> Stated task:
Please reproduce the lines of data verbatim, starting at the line that contains "8, 410, 28]" and ending at the line that contains "409, 165, 434]", including both of those lines.
:: Provided data ::
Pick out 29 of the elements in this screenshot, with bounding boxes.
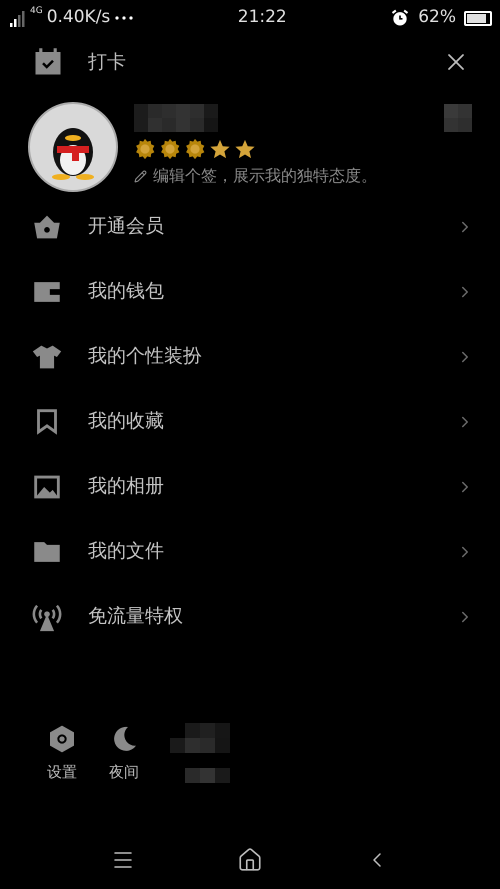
alarm-icon	[390, 8, 410, 28]
menu-label: 我的钱包	[88, 279, 165, 304]
menu-item[interactable]: 我的个性装扮	[0, 324, 500, 389]
menu-label: 免流量特权	[88, 604, 184, 630]
menu-item[interactable]: 我的钱包	[0, 259, 500, 324]
menu-item[interactable]: 我的收藏	[0, 389, 500, 454]
menu-label: 我的收藏	[88, 409, 165, 434]
battery-percent: 62%	[418, 6, 456, 30]
pixelated-area	[444, 104, 472, 132]
menu-label: 开通会员	[88, 214, 165, 240]
network-type: 4G	[30, 5, 43, 18]
more-icon	[114, 14, 134, 22]
menu-item[interactable]: 我的文件	[0, 519, 500, 584]
clock: 21:22	[238, 6, 287, 30]
bottom-action-button[interactable]: 夜间	[108, 723, 140, 784]
menu-label: 我的文件	[88, 539, 165, 564]
menu-item[interactable]: 免流量特权	[0, 584, 500, 649]
menu-label: 我的个性装扮	[88, 344, 203, 370]
bottom-action-button[interactable]: 设置	[46, 723, 78, 784]
edit-icon	[134, 170, 147, 182]
checkin-button[interactable]: 打卡	[32, 47, 126, 77]
battery-icon	[464, 10, 492, 26]
network-speed: 0.40K/s	[46, 6, 110, 30]
menu-item[interactable]: 开通会员	[0, 194, 500, 259]
pixelated-area	[170, 723, 230, 783]
home-icon[interactable]	[237, 847, 263, 873]
signature-text[interactable]: 编辑个签，展示我的独特态度。	[153, 164, 377, 188]
menu-label: 我的相册	[88, 474, 165, 500]
menu-item[interactable]: 我的相册	[0, 454, 500, 519]
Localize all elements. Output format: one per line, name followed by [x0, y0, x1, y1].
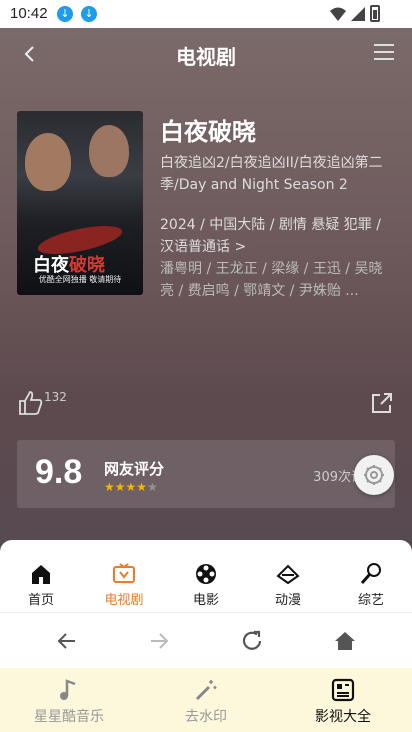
grid-icon [331, 678, 355, 702]
poster-figure [25, 133, 71, 191]
magic-wand-icon [195, 680, 217, 701]
microphone-icon [360, 563, 381, 584]
page-title: 电视剧 [176, 45, 236, 69]
status-time: 10:42 [10, 5, 48, 22]
star-icon: ★ [104, 480, 115, 494]
tv-icon [113, 563, 135, 583]
wifi-icon [330, 7, 346, 21]
back-arrow-icon[interactable] [55, 629, 79, 653]
tab-variety[interactable]: 综艺 [341, 562, 401, 608]
star-icon: ★ [136, 480, 148, 494]
share-icon[interactable] [370, 391, 394, 415]
rating-card: 9.8 网友评分 ★★★★★ 309次评分 [17, 440, 395, 508]
show-cast: 潘粤明 / 王龙正 / 梁缘 / 王迅 / 吴晓亮 / 费启鸣 / 鄂靖文 / … [160, 261, 383, 299]
anime-icon [276, 564, 300, 585]
app-watermark[interactable]: 去水印 [156, 678, 256, 726]
browser-controls [0, 612, 412, 668]
tab-anime[interactable]: 动漫 [258, 562, 318, 608]
app-bar: 星星酷音乐 去水印 影视大全 [0, 668, 412, 732]
download-icon: ↓ [57, 6, 73, 22]
star-empty-icon: ★ [147, 480, 158, 494]
show-alias: 白夜追凶2/白夜追凶II/白夜追凶第二季/Day and Night Seaso… [160, 155, 383, 193]
menu-icon[interactable] [374, 44, 394, 62]
tab-home[interactable]: 首页 [11, 562, 71, 608]
thumbs-up-icon[interactable] [18, 390, 44, 416]
status-bar: 10:42 ↓ ↓ [0, 0, 412, 28]
star-icon: ★ [125, 480, 137, 494]
forward-arrow-icon[interactable] [147, 629, 171, 653]
rating-score: 9.8 [35, 453, 83, 491]
home-icon [32, 565, 50, 584]
signal-icon [351, 7, 365, 21]
music-note-icon [60, 679, 76, 700]
rating-label: 网友评分 [104, 460, 165, 478]
tab-tv-series[interactable]: 电视剧 [94, 562, 154, 608]
tab-movies[interactable]: 电影 [176, 562, 236, 608]
show-meta[interactable]: 2024 / 中国大陆 / 剧情 悬疑 犯罪 / 汉语普通话 > [160, 214, 396, 258]
app-video[interactable]: 影视大全 [293, 678, 393, 726]
poster-image[interactable]: 白夜破晓 优酷全网独播 敬请期待 [17, 111, 143, 295]
gear-icon [364, 465, 384, 485]
like-count: 132 [44, 390, 67, 404]
category-tab-bar: 首页 电视剧 电影 动漫 综艺 [0, 540, 412, 612]
poster-footer: 优酷全网独播 敬请期待 [38, 275, 122, 284]
show-title: 白夜破晓 [160, 118, 256, 146]
refresh-icon[interactable] [240, 629, 264, 653]
poster-figure [89, 125, 129, 177]
top-bar: 电视剧 [0, 28, 412, 80]
home-icon[interactable] [333, 629, 357, 653]
download-icon: ↓ [81, 6, 97, 22]
star-icon: ★ [114, 480, 126, 494]
battery-icon [370, 5, 380, 22]
detail-header: 电视剧 白夜破晓 优酷全网独播 敬请期待 白夜破晓 白夜追凶2/白夜追凶II/白… [0, 28, 412, 558]
app-music[interactable]: 星星酷音乐 [19, 678, 119, 726]
film-reel-icon [196, 564, 216, 584]
rating-stars: ★★★★★ [104, 480, 158, 494]
settings-button[interactable] [354, 455, 394, 495]
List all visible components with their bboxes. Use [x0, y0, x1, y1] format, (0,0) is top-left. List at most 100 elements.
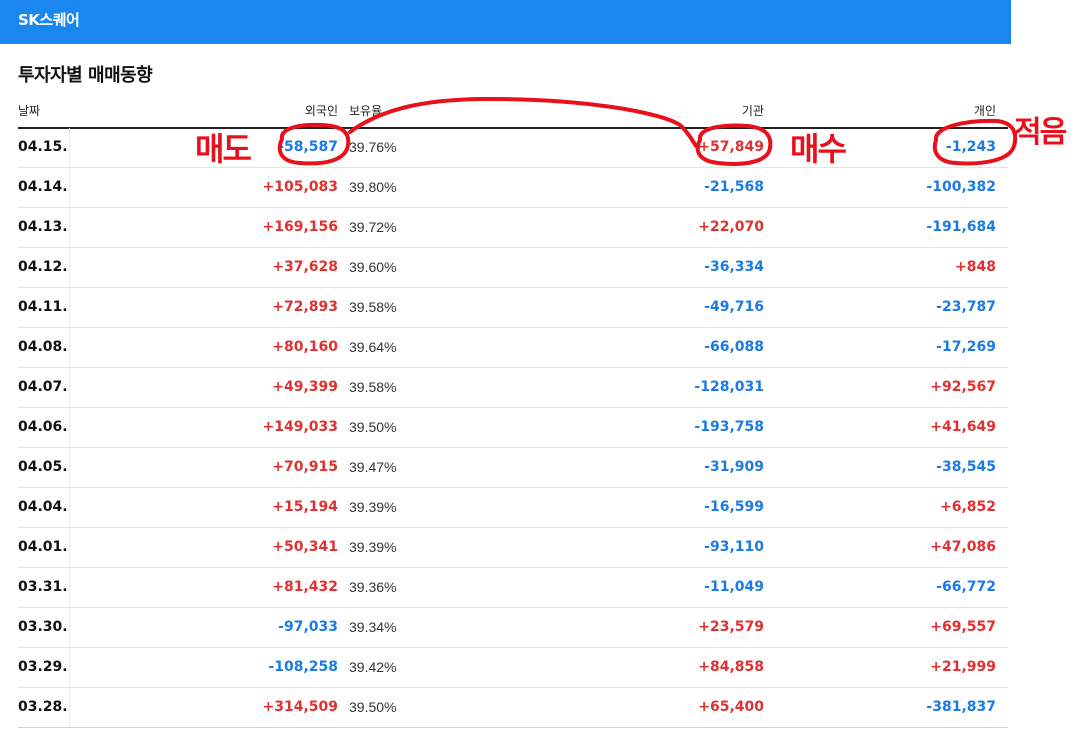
cell-institution: +23,579	[698, 619, 764, 635]
cell-institution: -49,716	[704, 299, 764, 315]
col-holding-header: 보유율	[349, 104, 383, 118]
column-divider	[69, 368, 70, 407]
cell-holding: 39.39%	[349, 499, 397, 515]
cell-foreign: +70,915	[272, 459, 338, 475]
cell-institution: +65,400	[698, 699, 764, 715]
table-row: 04.13. +169,156 39.72% +22,070 -191,684	[18, 208, 1008, 248]
cell-foreign: +72,893	[272, 299, 338, 315]
cell-institution: +22,070	[698, 219, 764, 235]
cell-date: 03.30.	[18, 619, 68, 635]
cell-date: 04.01.	[18, 539, 68, 555]
cell-foreign: +314,509	[262, 699, 339, 715]
cell-individual: -38,545	[936, 459, 996, 475]
table-header: 날짜 외국인 보유율 기관 개인	[18, 98, 1008, 129]
cell-date: 04.08.	[18, 339, 68, 355]
cell-foreign: +50,341	[272, 539, 338, 555]
cell-date: 04.05.	[18, 459, 68, 475]
table-row: 03.30. -97,033 39.34% +23,579 +69,557	[18, 608, 1008, 648]
cell-individual: -100,382	[926, 179, 996, 195]
column-divider	[69, 528, 70, 567]
col-date-header: 날짜	[18, 104, 41, 118]
table-row: 03.29. -108,258 39.42% +84,858 +21,999	[18, 648, 1008, 688]
cell-holding: 39.80%	[349, 179, 397, 195]
table-row: 04.04. +15,194 39.39% -16,599 +6,852	[18, 488, 1008, 528]
cell-foreign: +105,083	[262, 179, 339, 195]
column-divider	[69, 208, 70, 247]
cell-holding: 39.42%	[349, 659, 397, 675]
cell-holding: 39.39%	[349, 539, 397, 555]
column-divider	[69, 488, 70, 527]
table-row: 03.31. +81,432 39.36% -11,049 -66,772	[18, 568, 1008, 608]
cell-date: 03.31.	[18, 579, 68, 595]
cell-institution: -93,110	[704, 539, 764, 555]
cell-institution: -128,031	[694, 379, 764, 395]
cell-date: 04.07.	[18, 379, 68, 395]
annotation-buy: 매수	[790, 130, 847, 168]
cell-individual: +848	[955, 259, 996, 275]
cell-foreign: +149,033	[262, 419, 339, 435]
annotation-sell: 매도	[195, 130, 252, 168]
table-row: 04.08. +80,160 39.64% -66,088 -17,269	[18, 328, 1008, 368]
cell-holding: 39.50%	[349, 699, 397, 715]
cell-institution: -11,049	[704, 579, 764, 595]
cell-holding: 39.34%	[349, 619, 397, 635]
cell-individual: -381,837	[926, 699, 996, 715]
cell-date: 04.04.	[18, 499, 68, 515]
col-foreign-header: 외국인	[304, 104, 338, 118]
cell-foreign: -97,033	[278, 619, 338, 635]
column-divider	[69, 248, 70, 287]
column-divider	[69, 168, 70, 207]
table-row: 04.12. +37,628 39.60% -36,334 +848	[18, 248, 1008, 288]
cell-individual: -66,772	[936, 579, 996, 595]
cell-holding: 39.58%	[349, 299, 397, 315]
column-divider	[69, 288, 70, 327]
column-divider	[69, 448, 70, 487]
cell-individual: -191,684	[926, 219, 996, 235]
cell-individual: -17,269	[936, 339, 996, 355]
cell-individual: -1,243	[945, 139, 996, 155]
cell-foreign: +49,399	[272, 379, 338, 395]
col-individual-header: 개인	[973, 104, 996, 118]
cell-individual: +47,086	[930, 539, 996, 555]
table-row: 04.07. +49,399 39.58% -128,031 +92,567	[18, 368, 1008, 408]
cell-holding: 39.76%	[349, 139, 397, 155]
cell-institution: -31,909	[704, 459, 764, 475]
trading-table-body: 04.15. -58,587 39.76% +57,849 -1,243 04.14. +1…	[18, 128, 1008, 728]
cell-holding: 39.58%	[349, 379, 397, 395]
cell-institution: -36,334	[704, 259, 764, 275]
annotation-few: 적음	[1014, 115, 1067, 150]
cell-holding: 39.72%	[349, 219, 397, 235]
cell-foreign: +169,156	[262, 219, 339, 235]
cell-individual: +92,567	[930, 379, 996, 395]
column-divider	[69, 568, 70, 607]
cell-holding: 39.36%	[349, 579, 397, 595]
table-row: 04.11. +72,893 39.58% -49,716 -23,787	[18, 288, 1008, 328]
table-row: 03.28. +314,509 39.50% +65,400 -381,837	[18, 688, 1008, 728]
cell-foreign: -108,258	[268, 659, 338, 675]
cell-individual: +41,649	[930, 419, 996, 435]
table-row: 04.06. +149,033 39.50% -193,758 +41,649	[18, 408, 1008, 448]
column-divider	[69, 688, 70, 727]
column-divider	[69, 328, 70, 367]
column-divider	[69, 128, 70, 167]
cell-date: 04.06.	[18, 419, 68, 435]
cell-holding: 39.50%	[349, 419, 397, 435]
table-row: 04.05. +70,915 39.47% -31,909 -38,545	[18, 448, 1008, 488]
cell-holding: 39.60%	[349, 259, 397, 275]
stock-header-bar: SK스퀘어	[0, 0, 1011, 44]
cell-holding: 39.64%	[349, 339, 397, 355]
col-institution-header: 기관	[741, 104, 764, 118]
cell-foreign: -58,587	[278, 139, 338, 155]
cell-individual: +69,557	[930, 619, 996, 635]
cell-date: 03.28.	[18, 699, 68, 715]
cell-date: 04.14.	[18, 179, 68, 195]
column-divider	[69, 648, 70, 687]
cell-foreign: +81,432	[272, 579, 338, 595]
stock-name[interactable]: SK스퀘어	[18, 9, 80, 30]
cell-institution: +57,849	[698, 139, 764, 155]
section-title: 투자자별 매매동향	[18, 65, 153, 86]
cell-foreign: +37,628	[272, 259, 338, 275]
table-row: 04.14. +105,083 39.80% -21,568 -100,382	[18, 168, 1008, 208]
cell-individual: -23,787	[936, 299, 996, 315]
cell-individual: +6,852	[939, 499, 996, 515]
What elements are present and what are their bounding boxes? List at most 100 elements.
:::
> Task result:
alarm-icon	[390, 8, 410, 28]
menu-label: 我的钱包	[88, 279, 165, 304]
menu-item[interactable]: 我的个性装扮	[0, 324, 500, 389]
menu-label: 免流量特权	[88, 604, 184, 630]
menu-item[interactable]: 我的钱包	[0, 259, 500, 324]
menu-item[interactable]: 我的收藏	[0, 389, 500, 454]
menu-label: 我的收藏	[88, 409, 165, 434]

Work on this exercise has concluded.